● TASK GOAL: How many lines in the records below contain the word "trình"? Give only the number.

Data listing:
- - -
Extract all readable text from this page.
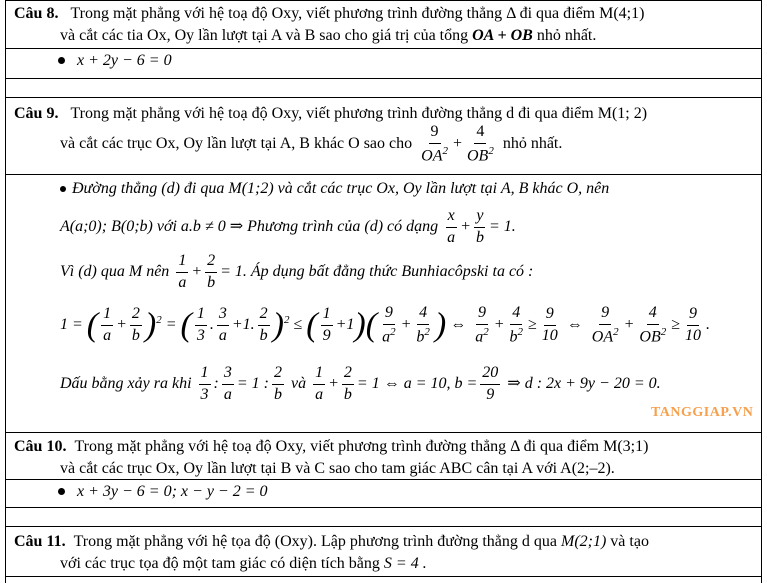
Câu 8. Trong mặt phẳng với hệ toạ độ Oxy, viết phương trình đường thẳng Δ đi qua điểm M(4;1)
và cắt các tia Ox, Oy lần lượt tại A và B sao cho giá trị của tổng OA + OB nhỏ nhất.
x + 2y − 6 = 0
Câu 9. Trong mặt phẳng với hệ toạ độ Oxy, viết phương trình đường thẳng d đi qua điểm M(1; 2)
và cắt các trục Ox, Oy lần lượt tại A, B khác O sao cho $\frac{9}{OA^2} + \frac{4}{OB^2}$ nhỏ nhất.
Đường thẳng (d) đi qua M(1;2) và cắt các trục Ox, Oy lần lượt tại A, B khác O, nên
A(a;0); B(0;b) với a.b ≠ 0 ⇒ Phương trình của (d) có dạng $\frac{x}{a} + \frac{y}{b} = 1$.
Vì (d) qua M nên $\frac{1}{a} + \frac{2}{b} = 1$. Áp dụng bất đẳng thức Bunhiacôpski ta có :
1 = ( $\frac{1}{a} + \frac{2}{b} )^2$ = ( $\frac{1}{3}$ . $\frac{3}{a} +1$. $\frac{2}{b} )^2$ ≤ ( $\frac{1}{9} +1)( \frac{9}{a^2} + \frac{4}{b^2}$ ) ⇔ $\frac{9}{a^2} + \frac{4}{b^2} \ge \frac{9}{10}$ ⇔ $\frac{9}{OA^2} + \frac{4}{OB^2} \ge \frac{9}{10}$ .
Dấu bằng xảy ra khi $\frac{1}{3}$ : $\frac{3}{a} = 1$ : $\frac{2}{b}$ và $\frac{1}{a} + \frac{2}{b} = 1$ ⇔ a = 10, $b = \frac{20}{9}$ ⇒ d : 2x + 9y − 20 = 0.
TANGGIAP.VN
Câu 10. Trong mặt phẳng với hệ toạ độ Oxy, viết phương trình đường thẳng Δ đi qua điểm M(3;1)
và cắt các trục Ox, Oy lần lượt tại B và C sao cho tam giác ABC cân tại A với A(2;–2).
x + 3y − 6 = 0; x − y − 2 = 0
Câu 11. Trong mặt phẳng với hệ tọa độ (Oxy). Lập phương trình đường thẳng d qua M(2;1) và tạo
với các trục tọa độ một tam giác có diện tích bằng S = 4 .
- - -
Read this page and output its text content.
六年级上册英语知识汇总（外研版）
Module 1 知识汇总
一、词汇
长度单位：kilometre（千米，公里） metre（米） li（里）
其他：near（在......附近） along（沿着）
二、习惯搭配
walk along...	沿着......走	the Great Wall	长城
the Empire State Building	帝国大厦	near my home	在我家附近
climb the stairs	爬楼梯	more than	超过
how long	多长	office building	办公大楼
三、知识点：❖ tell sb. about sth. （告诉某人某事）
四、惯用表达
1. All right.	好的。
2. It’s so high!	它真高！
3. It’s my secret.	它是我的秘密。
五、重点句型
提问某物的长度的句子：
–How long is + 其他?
- - -
● TASK ANSWER: 5